--- START Supplied records ---

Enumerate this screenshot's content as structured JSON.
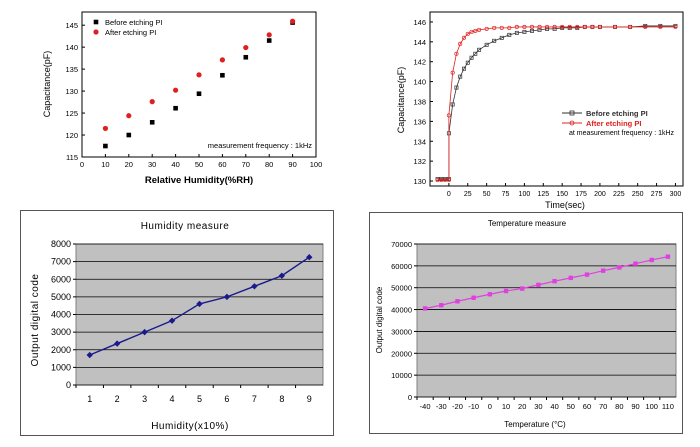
{
  "chart_data": [
    {
      "type": "scatter",
      "xlabel": "Relative Humidity(%RH)",
      "ylabel": "Capacitance(pF)",
      "xlim": [
        0,
        100
      ],
      "ylim": [
        115,
        148
      ],
      "xticks": [
        0,
        10,
        20,
        30,
        40,
        50,
        60,
        70,
        80,
        90,
        100
      ],
      "yticks": [
        115,
        120,
        125,
        130,
        135,
        140,
        145
      ],
      "legend_position": "top-left",
      "annotation": "measurement frequency : 1kHz",
      "series": [
        {
          "name": "Before etching PI",
          "color": "#000000",
          "marker": "square",
          "x": [
            10,
            20,
            30,
            40,
            50,
            60,
            70,
            80,
            90
          ],
          "y": [
            117.5,
            120.0,
            122.9,
            126.1,
            129.4,
            133.6,
            137.7,
            141.5,
            145.6
          ]
        },
        {
          "name": "After etching PI",
          "color": "#e02020",
          "marker": "circle",
          "x": [
            10,
            20,
            30,
            40,
            50,
            60,
            70,
            80,
            90
          ],
          "y": [
            121.5,
            124.4,
            127.6,
            130.2,
            133.7,
            137.1,
            139.9,
            142.8,
            145.9
          ]
        }
      ]
    },
    {
      "type": "line",
      "xlabel": "Time(sec)",
      "ylabel": "Capacitance(pF)",
      "xlim": [
        -25,
        310
      ],
      "ylim": [
        129.5,
        147
      ],
      "xticks": [
        0,
        25,
        50,
        75,
        100,
        125,
        150,
        175,
        200,
        225,
        250,
        275,
        300
      ],
      "yticks": [
        130,
        132,
        134,
        136,
        138,
        140,
        142,
        144,
        146
      ],
      "legend_position": "right",
      "annotation": "at measurement frequency : 1kHz",
      "series": [
        {
          "name": "Before etching PI",
          "color": "#303030",
          "marker": "square",
          "x": [
            -15,
            -10,
            -5,
            0,
            0,
            5,
            10,
            15,
            20,
            25,
            30,
            35,
            40,
            50,
            60,
            70,
            80,
            90,
            100,
            110,
            120,
            130,
            140,
            150,
            160,
            170,
            180,
            190,
            200,
            220,
            240,
            260,
            280,
            300
          ],
          "y": [
            130.2,
            130.2,
            130.2,
            130.2,
            134.8,
            137.7,
            139.4,
            140.5,
            141.3,
            141.9,
            142.4,
            142.8,
            143.2,
            143.7,
            144.1,
            144.4,
            144.7,
            144.9,
            145.0,
            145.1,
            145.2,
            145.3,
            145.3,
            145.4,
            145.4,
            145.4,
            145.5,
            145.5,
            145.5,
            145.5,
            145.5,
            145.6,
            145.6,
            145.6
          ]
        },
        {
          "name": "After etching PI",
          "color": "#e02020",
          "marker": "circle",
          "x": [
            -15,
            -10,
            -5,
            0,
            0,
            5,
            10,
            15,
            20,
            25,
            30,
            35,
            40,
            50,
            60,
            70,
            80,
            90,
            100,
            110,
            120,
            130,
            140,
            150,
            160,
            170,
            180,
            190,
            200,
            220,
            240,
            260,
            280,
            300
          ],
          "y": [
            130.1,
            130.1,
            130.1,
            130.1,
            136.6,
            140.9,
            142.8,
            143.8,
            144.4,
            144.8,
            145.0,
            145.1,
            145.2,
            145.3,
            145.4,
            145.4,
            145.4,
            145.5,
            145.5,
            145.5,
            145.5,
            145.5,
            145.5,
            145.5,
            145.5,
            145.5,
            145.5,
            145.5,
            145.5,
            145.5,
            145.5,
            145.5,
            145.5,
            145.5
          ]
        }
      ]
    },
    {
      "type": "line",
      "title": "Humidity measure",
      "xlabel": "Humidity(x10%)",
      "ylabel": "Output digital code",
      "ylim": [
        0,
        8000
      ],
      "grid": true,
      "plot_background": "#c0c0c0",
      "categories": [
        "1",
        "2",
        "3",
        "4",
        "5",
        "6",
        "7",
        "8",
        "9"
      ],
      "yticks": [
        0,
        1000,
        2000,
        3000,
        4000,
        5000,
        6000,
        7000,
        8000
      ],
      "series": [
        {
          "color": "#1a1a8c",
          "marker": "diamond",
          "values": [
            1700,
            2350,
            3000,
            3650,
            4600,
            5000,
            5600,
            6200,
            7250
          ]
        }
      ]
    },
    {
      "type": "line",
      "title": "Temperature measure",
      "xlabel": "Temperature (°C)",
      "ylabel": "Output digital code",
      "ylim": [
        0,
        70000
      ],
      "grid": true,
      "plot_background": "#c0c0c0",
      "categories": [
        "-40",
        "-30",
        "-20",
        "-10",
        "0",
        "10",
        "20",
        "30",
        "40",
        "50",
        "60",
        "70",
        "80",
        "90",
        "100",
        "110"
      ],
      "yticks": [
        0,
        10000,
        20000,
        30000,
        40000,
        50000,
        60000,
        70000
      ],
      "series": [
        {
          "color": "#e040e0",
          "marker": "square",
          "values": [
            40500,
            42000,
            43800,
            45400,
            47000,
            48500,
            49600,
            51300,
            53000,
            54500,
            56000,
            57800,
            59300,
            61000,
            62700,
            64200
          ]
        }
      ]
    }
  ]
}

--- END Supplied records ---

— Aim of the task —
Reply with nothing but the number of lines that contain the word "title".

— Task result —
2